* **List of tasks**:
[a] Write down the part of the torque solution between "The magnetic moment of" and "fields is .", inclusive.
[b] Answer these questions from the torque solution, one line each:
(i) What magnetic field intensity is the magnet suspended in?
(ii) What value does the solution use for sin(30°)?
(iii) What couple does the final answer give?

* **Quoted passage**:
━━━━━━━━━━

The magnetic moment of a magnet is `0.25 A-m^(2)` . It is suspended in a magnetic field of intesity `2 xx 10^(-5)` T . The couple acting on it when deflected by ` 30^(@)` from the magnetic fields is .

To solve the problem, we need to calculate the torque (or couple) acting on a magnet when it is deflected by an angle of \(30^\circ\) in a magnetic field. The formula for torque (\(\tau\)) in a magnetic field is given by: \[ \tau = m \cdot B \cdot \sin(\theta) \] where: - \(m\) is the magnetic moment, - \(B\) is the magnetic field intensity, - \(\theta\) is the angle of deflection. ### Step-by-Step Solution: 1. **Identify the given values:** - Magnetic moment, \(m = 0.25 \, \text{A-m}^2\) - Magnetic field intensity, \(B = 2 \times 10^{-5} \, \text{T}\) - Angle of deflection, \(\theta = 30^\circ\) 2. **Convert the angle to radians if necessary:** - In this case, we can directly use degrees since the sine function can take degrees as input. 3. **Calculate \(\sin(30^\circ)\):** - We know that \(\sin(30^\circ) = \frac{1}{2}\). 4. **Substitute the values into the torque formula:** \[ \tau = m \cdot B \cdot \sin(\theta) = 0.25 \cdot (2 \times 10^{-5}) \cdot \sin(30^\circ) \] \[ \tau = 0.25 \cdot (2 \times 10^{-5}) \cdot \frac{1}{2} \] 5. **Simplify the equation:** - The \(2\) in the numerator and the \(2\) in the denominator cancel out: \[ \tau = 0.25 \cdot 10^{-5} \] 6. **Calculate the final value:** \[ \tau = 0.25 \times 10^{-5} \, \text{N-m} = 2.5 \times 10^{-6} \, \text{N-m} \] ### Final Answer: The couple acting on the magnet when deflected by \(30^\circ\) is \(2.5 \times 10^{-6} \, \text{N-m}\). ---

━━━━━━━━━━

* **Given records**:
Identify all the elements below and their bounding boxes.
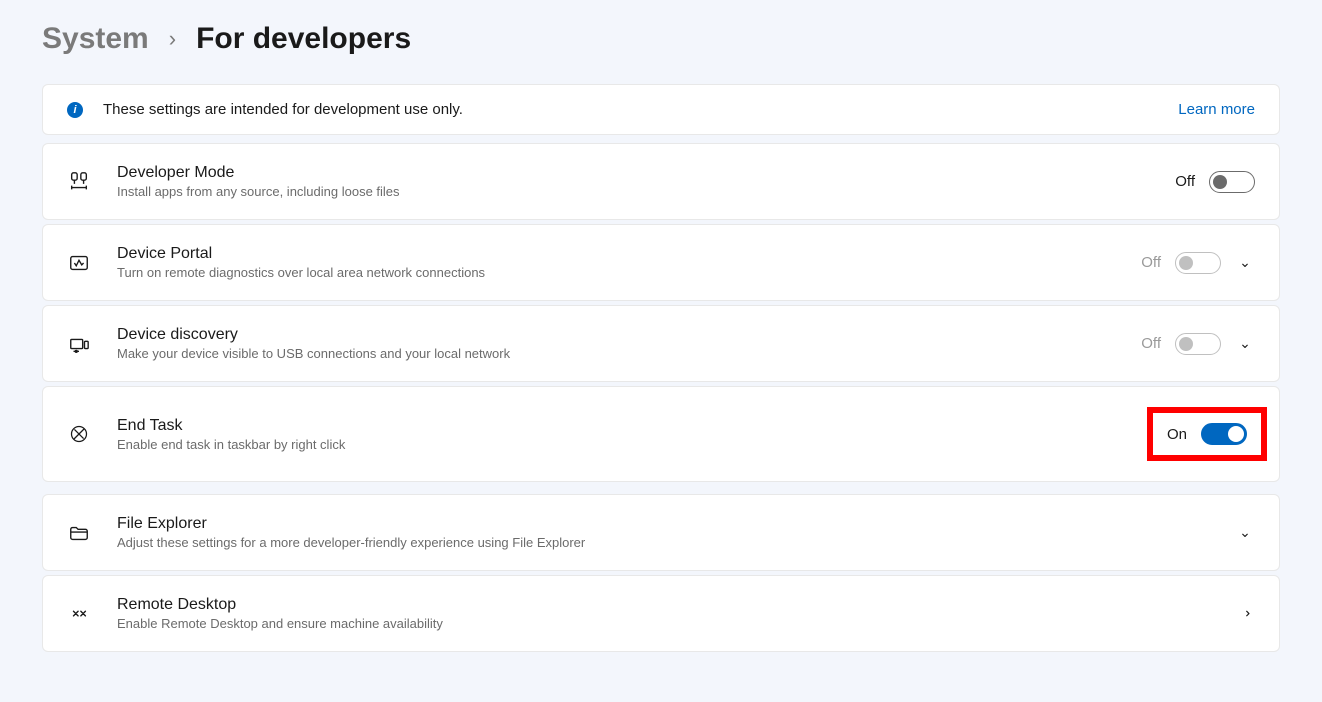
end-task-title: End Task bbox=[117, 417, 1147, 435]
file-explorer-subtitle: Adjust these settings for a more develop… bbox=[117, 535, 1235, 550]
device-discovery-card[interactable]: Device discovery Make your device visibl… bbox=[42, 305, 1280, 382]
remote-desktop-title: Remote Desktop bbox=[117, 596, 1235, 614]
end-task-toggle[interactable] bbox=[1201, 423, 1247, 445]
end-task-toggle-label: On bbox=[1167, 426, 1187, 443]
device-discovery-subtitle: Make your device visible to USB connecti… bbox=[117, 346, 1141, 361]
device-portal-toggle[interactable] bbox=[1175, 252, 1221, 274]
info-banner: i These settings are intended for develo… bbox=[42, 84, 1280, 135]
device-portal-title: Device Portal bbox=[117, 245, 1141, 263]
end-task-card: End Task Enable end task in taskbar by r… bbox=[42, 386, 1280, 482]
remote-desktop-icon bbox=[67, 602, 91, 626]
highlight-box: On bbox=[1147, 407, 1267, 461]
remote-desktop-card[interactable]: Remote Desktop Enable Remote Desktop and… bbox=[42, 575, 1280, 652]
chevron-right-icon: › bbox=[169, 26, 176, 52]
developer-mode-subtitle: Install apps from any source, including … bbox=[117, 184, 1175, 199]
developer-mode-title: Developer Mode bbox=[117, 164, 1175, 182]
end-task-icon bbox=[67, 422, 91, 446]
end-task-subtitle: Enable end task in taskbar by right clic… bbox=[117, 437, 1147, 452]
device-portal-card[interactable]: Device Portal Turn on remote diagnostics… bbox=[42, 224, 1280, 301]
device-discovery-title: Device discovery bbox=[117, 326, 1141, 344]
device-discovery-icon bbox=[67, 332, 91, 356]
breadcrumb-system[interactable]: System bbox=[42, 22, 149, 56]
info-text: These settings are intended for developm… bbox=[103, 101, 1178, 118]
developer-mode-icon bbox=[67, 170, 91, 194]
chevron-down-icon[interactable]: ⌄ bbox=[1235, 524, 1255, 541]
remote-desktop-subtitle: Enable Remote Desktop and ensure machine… bbox=[117, 616, 1235, 631]
device-discovery-toggle[interactable] bbox=[1175, 333, 1221, 355]
info-icon: i bbox=[67, 102, 83, 118]
chevron-right-icon[interactable]: ⌄ bbox=[1237, 604, 1254, 624]
developer-mode-toggle[interactable] bbox=[1209, 171, 1255, 193]
breadcrumb: System › For developers bbox=[42, 22, 1280, 56]
device-portal-toggle-label: Off bbox=[1141, 254, 1161, 271]
learn-more-link[interactable]: Learn more bbox=[1178, 101, 1255, 118]
file-explorer-card[interactable]: File Explorer Adjust these settings for … bbox=[42, 494, 1280, 571]
file-explorer-icon bbox=[67, 521, 91, 545]
device-portal-icon bbox=[67, 251, 91, 275]
chevron-down-icon[interactable]: ⌄ bbox=[1235, 254, 1255, 271]
file-explorer-title: File Explorer bbox=[117, 515, 1235, 533]
chevron-down-icon[interactable]: ⌄ bbox=[1235, 335, 1255, 352]
breadcrumb-page: For developers bbox=[196, 22, 411, 56]
developer-mode-toggle-label: Off bbox=[1175, 173, 1195, 190]
developer-mode-card: Developer Mode Install apps from any sou… bbox=[42, 143, 1280, 220]
device-discovery-toggle-label: Off bbox=[1141, 335, 1161, 352]
device-portal-subtitle: Turn on remote diagnostics over local ar… bbox=[117, 265, 1141, 280]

━━━━━━━━━━

* **Task-by-task answers**:
[a]
The magnetic moment of a magnet is `0.25 A-m^(2)` . It is suspended in a magnetic field of intesity `2 xx 10^(-5)` T . The couple acting on it when deflected by ` 30^(@)` from the magnetic fields is .

[b]
(i) 2 × 10^-5 T
(ii) 1/2
(iii) 2.5 × 10^-6 N-m